» Given exercise
Your copy should contain exactly the lines from the one that holds "Output a JSON" through the end of the material, reproduced as written, with no pictures.

» Listed entries
****
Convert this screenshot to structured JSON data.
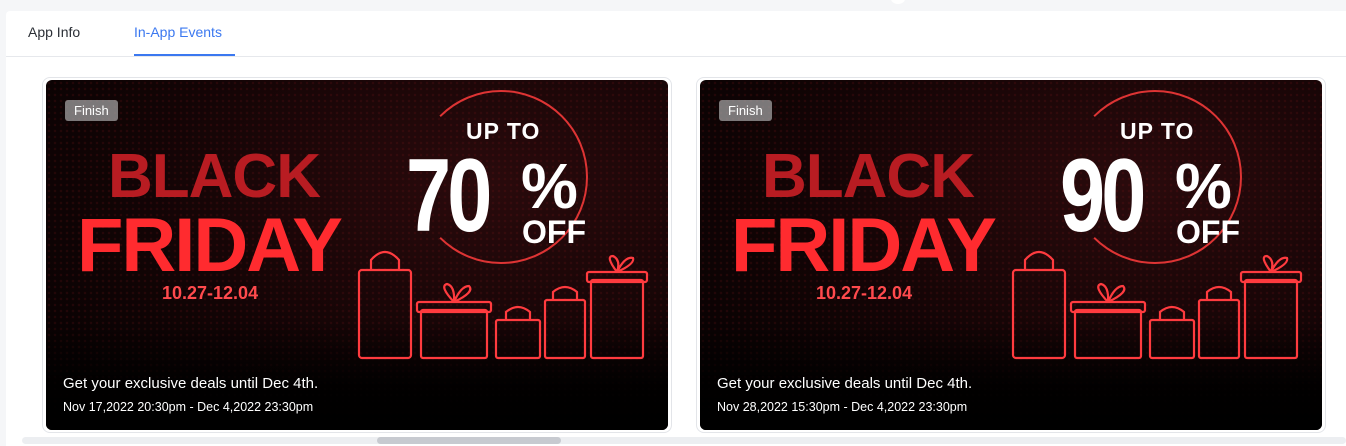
{
  "tabs": [
    {
      "label": "App Info",
      "active": false
    },
    {
      "label": "In-App Events",
      "active": true
    }
  ],
  "colors": {
    "accent": "#3b78f0",
    "banner_red": "#ff2b2f"
  },
  "events": [
    {
      "status": "Finish",
      "banner": {
        "line1": "BLACK",
        "line2": "FRIDAY",
        "dates": "10.27-12.04",
        "up_to": "UP TO",
        "discount": "70",
        "percent": "%",
        "off": "OFF"
      },
      "description": "Get your exclusive deals until Dec 4th.",
      "time_range": "Nov 17,2022 20:30pm - Dec 4,2022 23:30pm"
    },
    {
      "status": "Finish",
      "banner": {
        "line1": "BLACK",
        "line2": "FRIDAY",
        "dates": "10.27-12.04",
        "up_to": "UP TO",
        "discount": "90",
        "percent": "%",
        "off": "OFF"
      },
      "description": "Get your exclusive deals until Dec 4th.",
      "time_range": "Nov 28,2022 15:30pm - Dec 4,2022 23:30pm"
    }
  ]
}
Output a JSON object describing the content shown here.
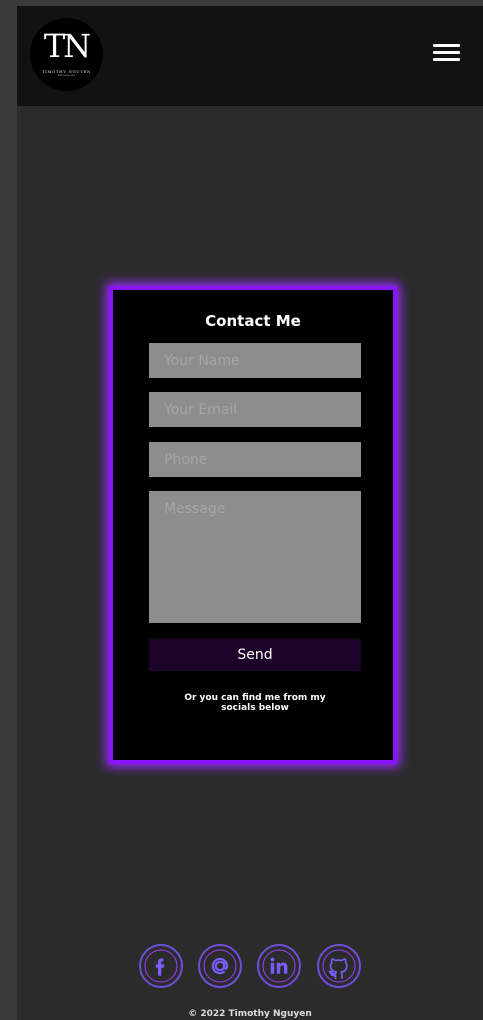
{
  "header": {
    "logo": {
      "monogram": "TN",
      "name": "TIMOTHY NGUYEN",
      "tagline": "WEB DEVELOPER"
    },
    "menu_icon": "hamburger-menu-icon"
  },
  "contact": {
    "title": "Contact Me",
    "name_placeholder": "Your Name",
    "email_placeholder": "Your Email",
    "phone_placeholder": "Phone",
    "message_placeholder": "Message",
    "send_label": "Send",
    "social_note": "Or you can find me from my socials below"
  },
  "socials": [
    {
      "icon": "facebook-icon"
    },
    {
      "icon": "email-at-icon"
    },
    {
      "icon": "linkedin-icon"
    },
    {
      "icon": "github-icon"
    }
  ],
  "footer": {
    "copyright": "© 2022 Timothy Nguyen"
  },
  "colors": {
    "accent_glow": "#8a14ff",
    "page_bg": "#2b2b2b",
    "header_bg": "#121212",
    "card_bg": "#000000",
    "input_bg": "#8d8d8d",
    "button_bg": "#1e0328"
  }
}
****
» Exercise answer
Output a JSON object describing the content shown here.
{
  "header": {
    "logo": {
      "monogram": "TN",
      "name": "TIMOTHY NGUYEN",
      "tagline": "WEB DEVELOPER"
    },
    "menu_icon": "hamburger-menu-icon"
  },
  "contact": {
    "title": "Contact Me",
    "name_placeholder": "Your Name",
    "email_placeholder": "Your Email",
    "phone_placeholder": "Phone",
    "message_placeholder": "Message",
    "send_label": "Send",
    "social_note": "Or you can find me from my socials below"
  },
  "socials": [
    {
      "icon": "facebook-icon"
    },
    {
      "icon": "email-at-icon"
    },
    {
      "icon": "linkedin-icon"
    },
    {
      "icon": "github-icon"
    }
  ],
  "footer": {
    "copyright": "© 2022 Timothy Nguyen"
  },
  "colors": {
    "accent_glow": "#8a14ff",
    "page_bg": "#2b2b2b",
    "header_bg": "#121212",
    "card_bg": "#000000",
    "input_bg": "#8d8d8d",
    "button_bg": "#1e0328"
  }
}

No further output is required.